## TASK OBJECTIVE
Return every line below in which "appropriate" appears.

━━━

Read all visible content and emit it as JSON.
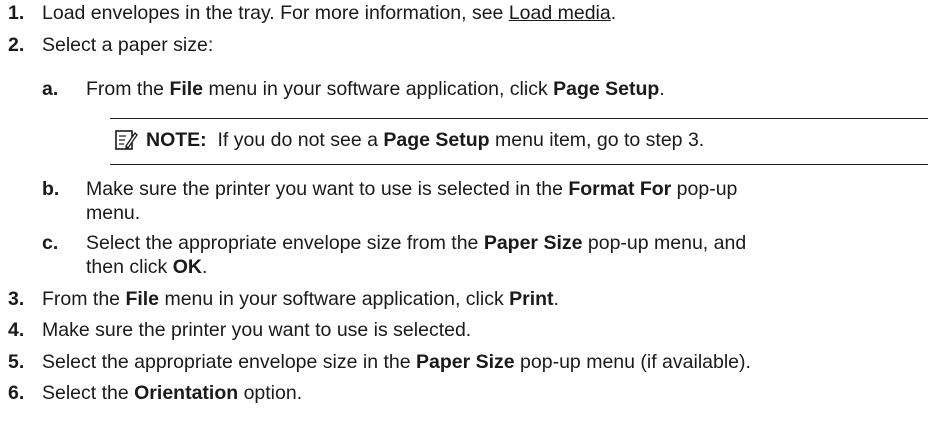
{
  "steps": [
    {
      "num": "1.",
      "pre": "Load envelopes in the tray. For more information, see ",
      "link": "Load media",
      "post": "."
    },
    {
      "num": "2.",
      "text": "Select a paper size:"
    },
    {
      "num": "3.",
      "pre": "From the ",
      "b1": "File",
      "mid": " menu in your software application, click ",
      "b2": "Print",
      "post": "."
    },
    {
      "num": "4.",
      "text": "Make sure the printer you want to use is selected."
    },
    {
      "num": "5.",
      "pre": "Select the appropriate envelope size in the ",
      "b1": "Paper Size",
      "post": " pop-up menu (if available)."
    },
    {
      "num": "6.",
      "pre": "Select the ",
      "b1": "Orientation",
      "post": " option."
    }
  ],
  "substeps": [
    {
      "letter": "a",
      "pre": "From the ",
      "b1": "File",
      "mid": " menu in your software application, click ",
      "b2": "Page Setup",
      "post": "."
    },
    {
      "letter": "b",
      "pre": "Make sure the printer you want to use is selected in the ",
      "b1": "Format For",
      "post": " pop-up",
      "line2": "menu."
    },
    {
      "letter": "c",
      "pre": "Select the appropriate envelope size from the ",
      "b1": "Paper Size",
      "post": " pop-up menu, and",
      "line2_pre": "then click ",
      "line2_b": "OK",
      "line2_post": "."
    }
  ],
  "note": {
    "label": "NOTE:",
    "pre": "If you do not see a ",
    "b1": "Page Setup",
    "post": " menu item, go to step 3."
  }
}
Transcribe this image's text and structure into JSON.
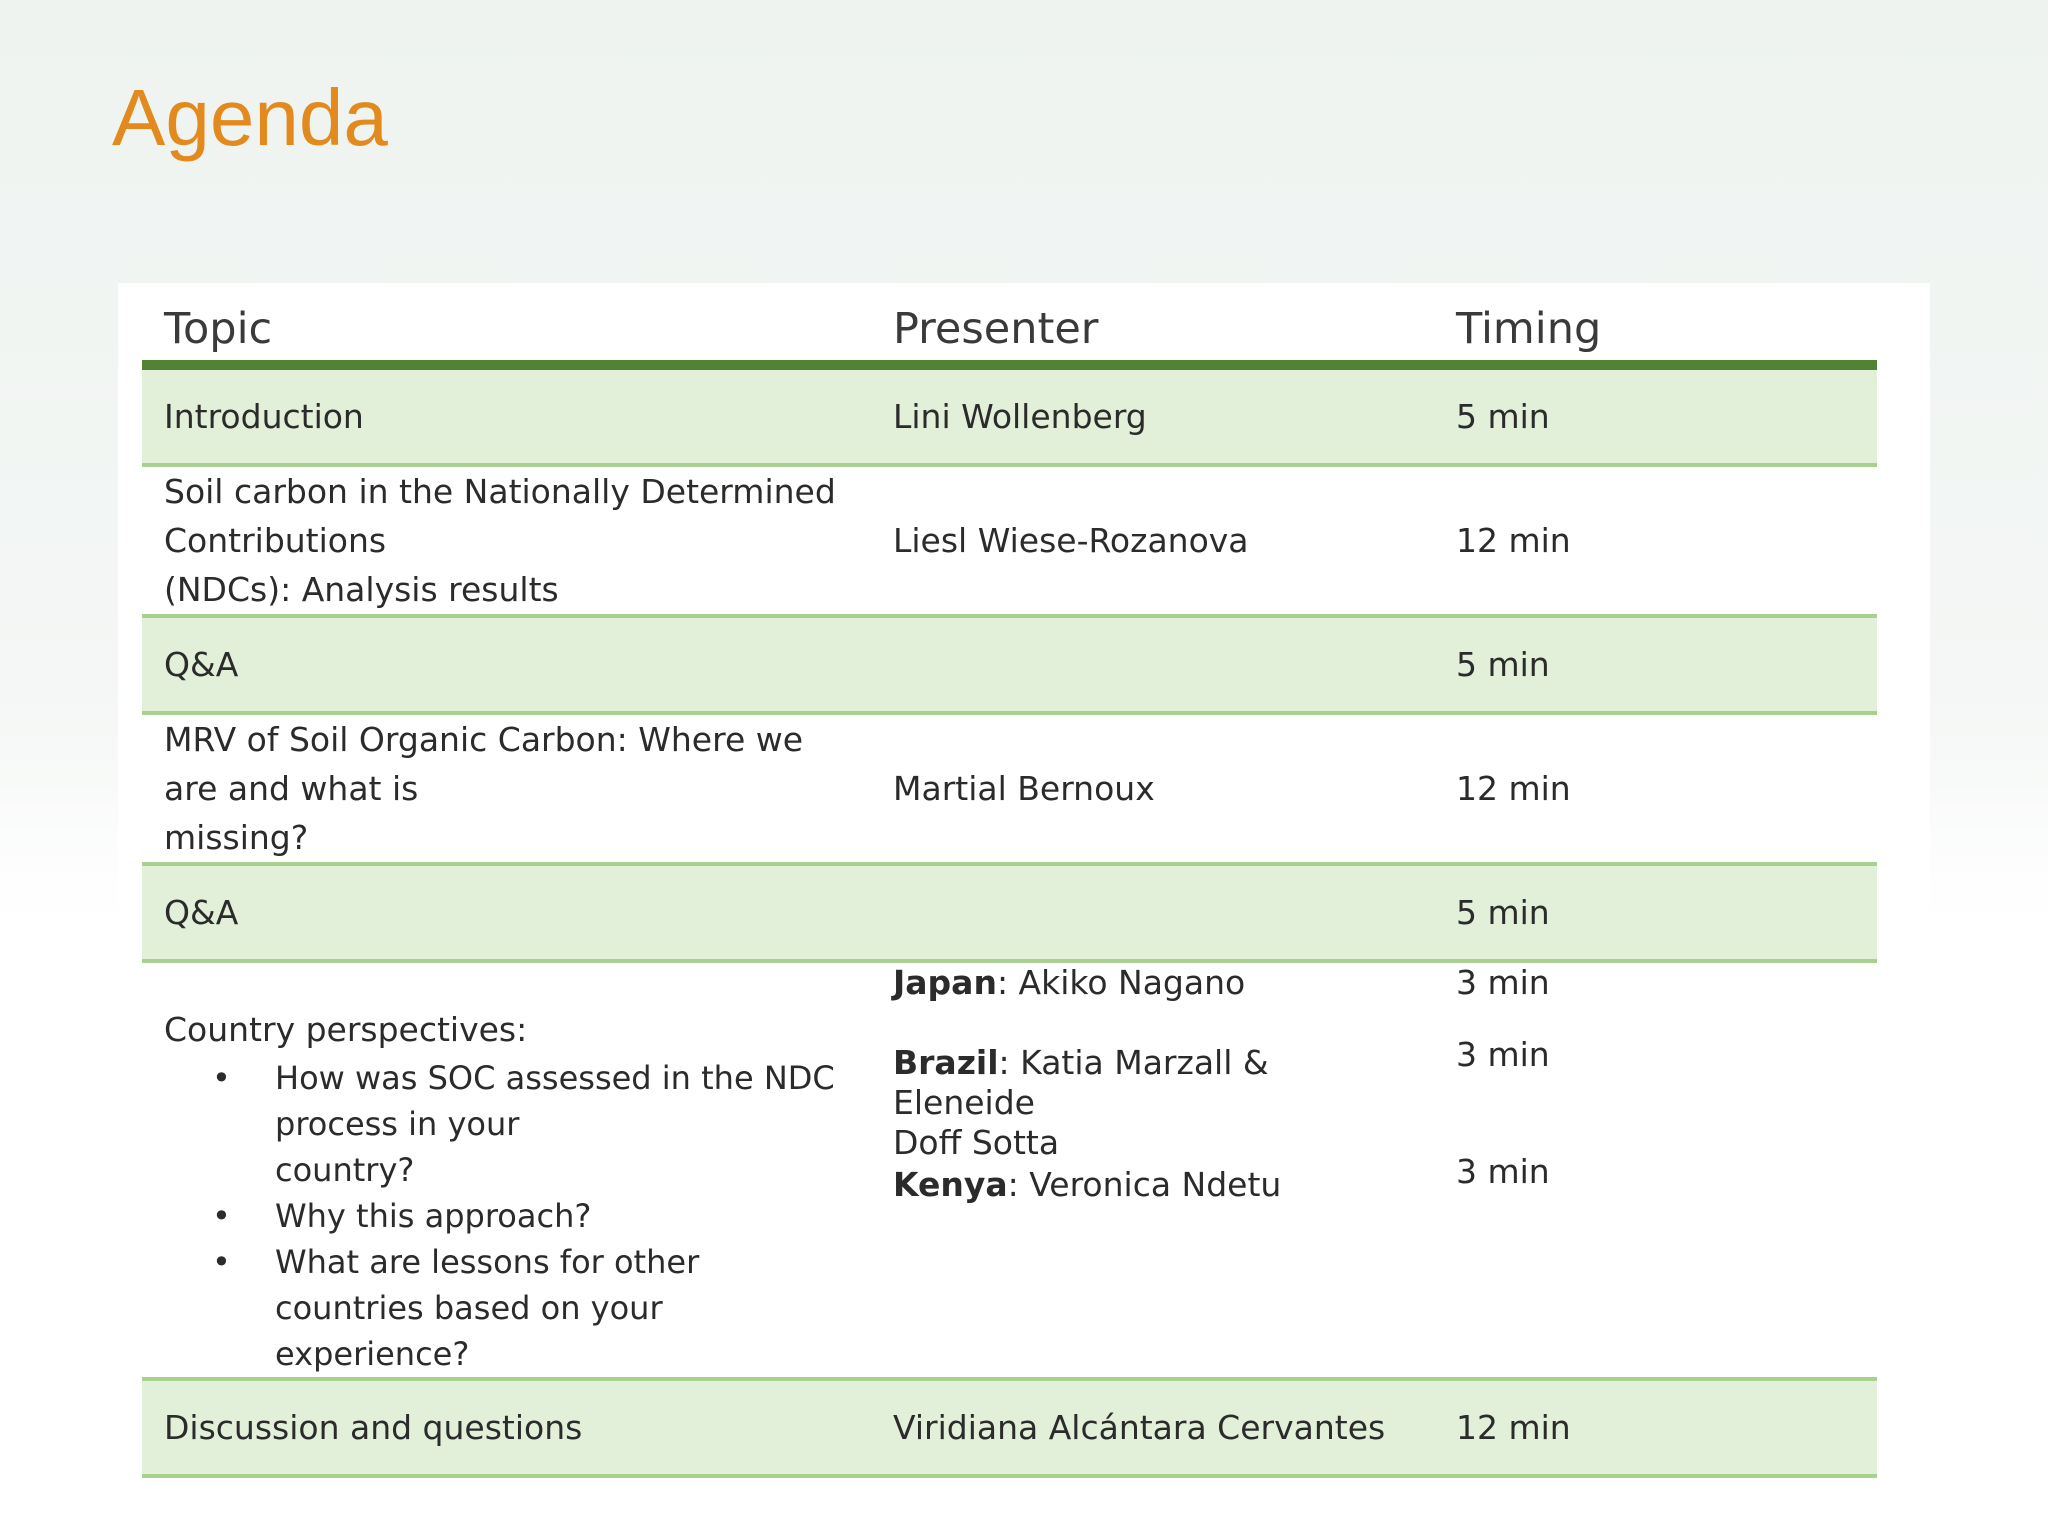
{
  "slide": {
    "title": "Agenda"
  },
  "table": {
    "headers": {
      "topic": "Topic",
      "presenter": "Presenter",
      "timing": "Timing"
    },
    "rows": [
      {
        "topic_line1": "Introduction",
        "topic_line2": "",
        "presenter": "Lini Wollenberg",
        "timing": "5 min"
      },
      {
        "topic_line1": "Soil carbon in the Nationally Determined Contributions",
        "topic_line2": "(NDCs): Analysis results",
        "presenter": "Liesl Wiese-Rozanova",
        "timing": "12 min"
      },
      {
        "topic_line1": "Q&A",
        "topic_line2": "",
        "presenter": "",
        "timing": "5 min"
      },
      {
        "topic_line1": "MRV of Soil Organic Carbon: Where we are and what is",
        "topic_line2": "missing?",
        "presenter": "Martial Bernoux",
        "timing": "12 min"
      },
      {
        "topic_line1": "Q&A",
        "topic_line2": "",
        "presenter": "",
        "timing": "5 min"
      }
    ],
    "country": {
      "intro": "Country perspectives:",
      "bullet_symbol": "•",
      "bullets": [
        {
          "line1": "How was SOC assessed in the NDC process in your",
          "line2": "country?"
        },
        {
          "line1": "Why this approach?",
          "line2": ""
        },
        {
          "line1": "What are lessons for other countries based on your",
          "line2": "experience?"
        }
      ],
      "presenters": [
        {
          "country": "Japan",
          "name": ": Akiko Nagano",
          "name_line2": ""
        },
        {
          "country": "Brazil",
          "name": ": Katia Marzall & Eleneide",
          "name_line2": "Doff Sotta"
        },
        {
          "country": "Kenya",
          "name": ": Veronica Ndetu",
          "name_line2": ""
        }
      ],
      "timings": [
        "3 min",
        "3 min",
        "3 min"
      ]
    },
    "final_row": {
      "topic": "Discussion and questions",
      "presenter": "Viridiana Alcántara Cervantes",
      "timing": "12 min"
    }
  },
  "colors": {
    "title": "#e38a1e",
    "header_rule": "#548235",
    "row_shade": "#e2efd9",
    "row_rule": "#a9d08e"
  }
}
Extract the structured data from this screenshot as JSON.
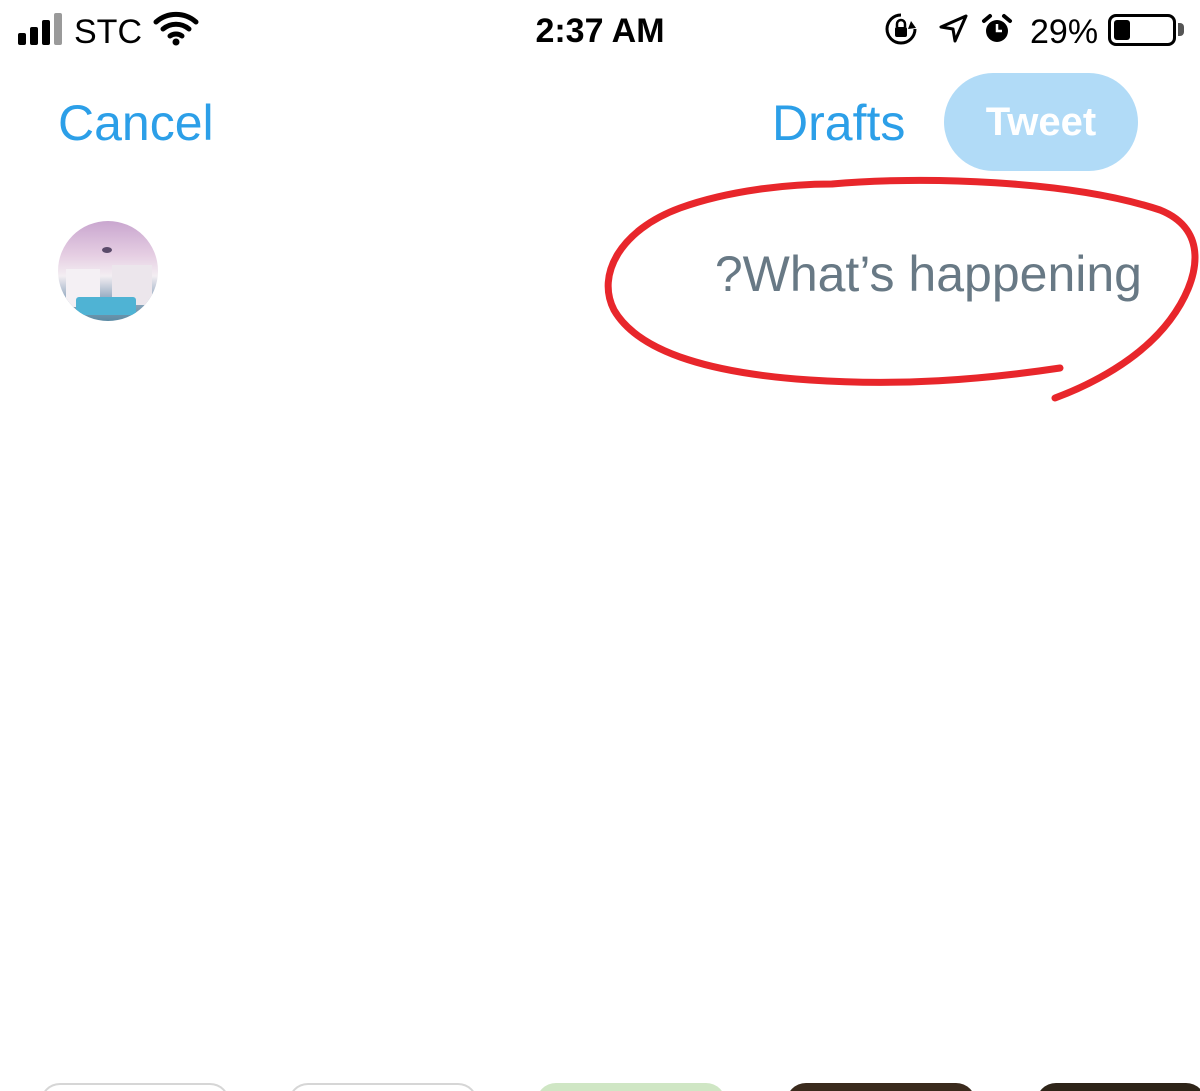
{
  "status_bar": {
    "carrier": "STC",
    "time": "2:37 AM",
    "battery_percent": "29%",
    "battery_level": 0.29,
    "icons": [
      "signal-bars-icon",
      "wifi-icon",
      "orientation-lock-icon",
      "location-arrow-icon",
      "alarm-clock-icon",
      "battery-icon"
    ]
  },
  "nav": {
    "cancel_label": "Cancel",
    "drafts_label": "Drafts",
    "tweet_label": "Tweet"
  },
  "compose": {
    "placeholder": "?What’s happening",
    "value": ""
  },
  "colors": {
    "accent": "#2c9fe8",
    "tweet_button_disabled": "#b1dbf7",
    "placeholder_text": "#687985",
    "annotation": "#e8262b"
  }
}
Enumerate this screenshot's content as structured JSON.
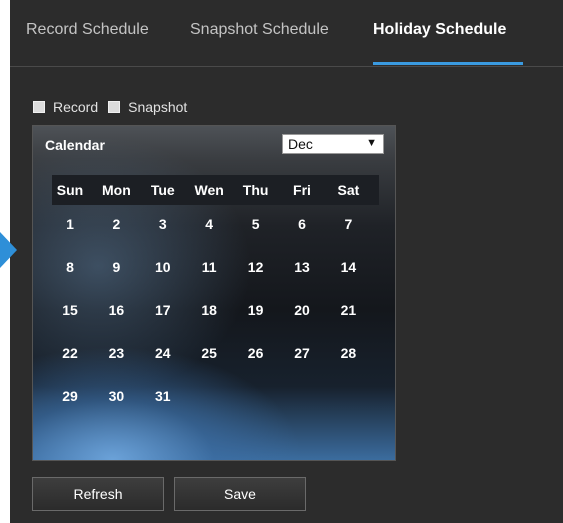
{
  "tabs": [
    {
      "label": "Record Schedule"
    },
    {
      "label": "Snapshot Schedule"
    },
    {
      "label": "Holiday Schedule"
    }
  ],
  "active_tab": 2,
  "options": {
    "record_label": "Record",
    "snapshot_label": "Snapshot"
  },
  "calendar": {
    "title": "Calendar",
    "month": "Dec",
    "weekdays": [
      "Sun",
      "Mon",
      "Tue",
      "Wen",
      "Thu",
      "Fri",
      "Sat"
    ],
    "weeks": [
      [
        "1",
        "2",
        "3",
        "4",
        "5",
        "6",
        "7"
      ],
      [
        "8",
        "9",
        "10",
        "11",
        "12",
        "13",
        "14"
      ],
      [
        "15",
        "16",
        "17",
        "18",
        "19",
        "20",
        "21"
      ],
      [
        "22",
        "23",
        "24",
        "25",
        "26",
        "27",
        "28"
      ],
      [
        "29",
        "30",
        "31"
      ]
    ]
  },
  "buttons": {
    "refresh_label": "Refresh",
    "save_label": "Save"
  },
  "colors": {
    "accent": "#3a9ae0",
    "panel_bg": "#2c2c2c"
  },
  "icons": {
    "side_marker": "triangle-right-icon",
    "dropdown": "triangle-down-icon"
  }
}
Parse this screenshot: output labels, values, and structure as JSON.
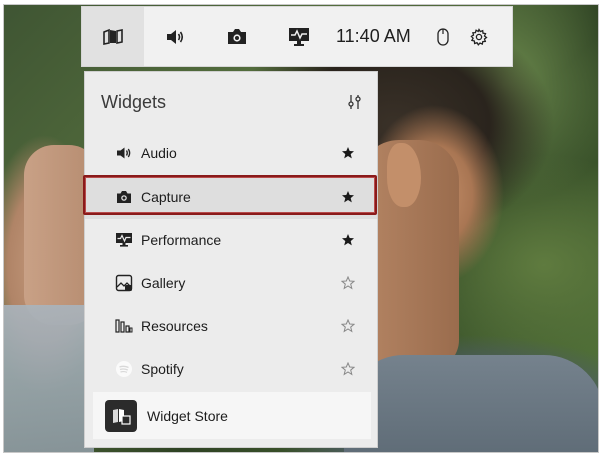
{
  "toolbar": {
    "time": "11:40 AM",
    "buttons": [
      {
        "name": "widget-menu-icon"
      },
      {
        "name": "audio-icon"
      },
      {
        "name": "capture-icon"
      },
      {
        "name": "performance-icon"
      }
    ],
    "trailing": [
      {
        "name": "mouse-icon"
      },
      {
        "name": "settings-icon"
      }
    ]
  },
  "panel": {
    "title": "Widgets",
    "items": [
      {
        "label": "Audio",
        "icon": "speaker-icon",
        "favorite": true
      },
      {
        "label": "Capture",
        "icon": "camera-icon",
        "favorite": true,
        "selected": true
      },
      {
        "label": "Performance",
        "icon": "performance-monitor-icon",
        "favorite": true
      },
      {
        "label": "Gallery",
        "icon": "gallery-icon",
        "favorite": false
      },
      {
        "label": "Resources",
        "icon": "resources-icon",
        "favorite": false
      },
      {
        "label": "Spotify",
        "icon": "spotify-icon",
        "favorite": false
      }
    ],
    "store_label": "Widget Store"
  },
  "colors": {
    "selection_outline": "#8a1a1a",
    "panel_bg": "#ececec",
    "toolbar_bg": "#f1f1f1"
  }
}
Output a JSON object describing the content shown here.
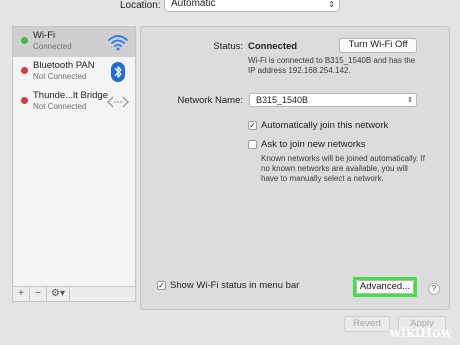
{
  "location": {
    "label": "Location:",
    "value": "Automatic"
  },
  "sidebar": {
    "services": [
      {
        "name": "Wi-Fi",
        "status": "Connected",
        "dot_color": "#3fbb3f",
        "icon": "wifi-icon"
      },
      {
        "name": "Bluetooth PAN",
        "status": "Not Connected",
        "dot_color": "#d93a3a",
        "icon": "bluetooth-icon"
      },
      {
        "name": "Thunde...lt Bridge",
        "status": "Not Connected",
        "dot_color": "#d93a3a",
        "icon": "thunderbolt-bridge-icon"
      }
    ],
    "toolbar": {
      "add": "+",
      "remove": "−",
      "gear": "⚙▾"
    }
  },
  "status": {
    "label": "Status:",
    "value": "Connected",
    "button": "Turn Wi-Fi Off",
    "description": "Wi-Fi is connected to B315_1540B and has the IP address 192.168.254.142."
  },
  "network": {
    "label": "Network Name:",
    "value": "B315_1540B",
    "auto_join": {
      "label": "Automatically join this network",
      "checked": true
    },
    "ask_join": {
      "label": "Ask to join new networks",
      "checked": false
    },
    "ask_description": "Known networks will be joined automatically. If no known networks are available, you will have to manually select a network."
  },
  "show_status": {
    "label": "Show Wi-Fi status in menu bar",
    "checked": true
  },
  "advanced_button": "Advanced...",
  "help": "?",
  "revert": "Revert",
  "apply": "Apply",
  "watermark": {
    "wiki": "wiki",
    "how": "How"
  },
  "colors": {
    "highlight": "#3fe33f",
    "bluetooth": "#1f6fd1"
  }
}
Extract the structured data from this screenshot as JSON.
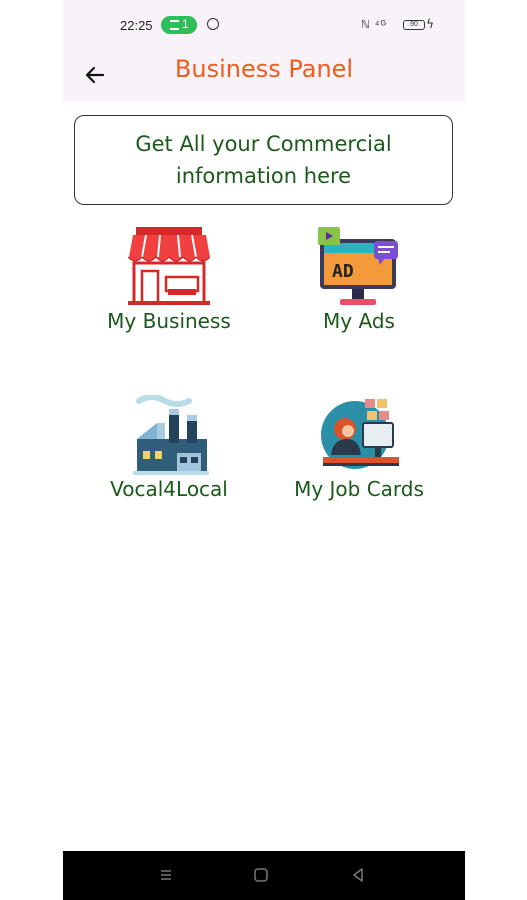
{
  "status_bar": {
    "time": "22:25",
    "pill_number": "1",
    "battery": "90",
    "right_icons": "ℕ ⁴ᴳ"
  },
  "app_bar": {
    "title": "Business Panel",
    "title_color": "#f05a1a"
  },
  "info_card": {
    "text": "Get All your Commercial information here"
  },
  "tiles": [
    {
      "label": "My Business",
      "icon": "shop-icon"
    },
    {
      "label": "My Ads",
      "icon": "ad-monitor-icon"
    },
    {
      "label": "Vocal4Local",
      "icon": "factory-icon"
    },
    {
      "label": "My Job Cards",
      "icon": "worker-desk-icon"
    }
  ],
  "colors": {
    "label_green": "#1a5a1a",
    "accent_orange": "#f05a1a",
    "status_green": "#2ebd59"
  }
}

━━━

## THE REPLY
      "pre": "Select the appropriate envelope size in the ",
      "pre": "Select the appropriate envelope size from the ",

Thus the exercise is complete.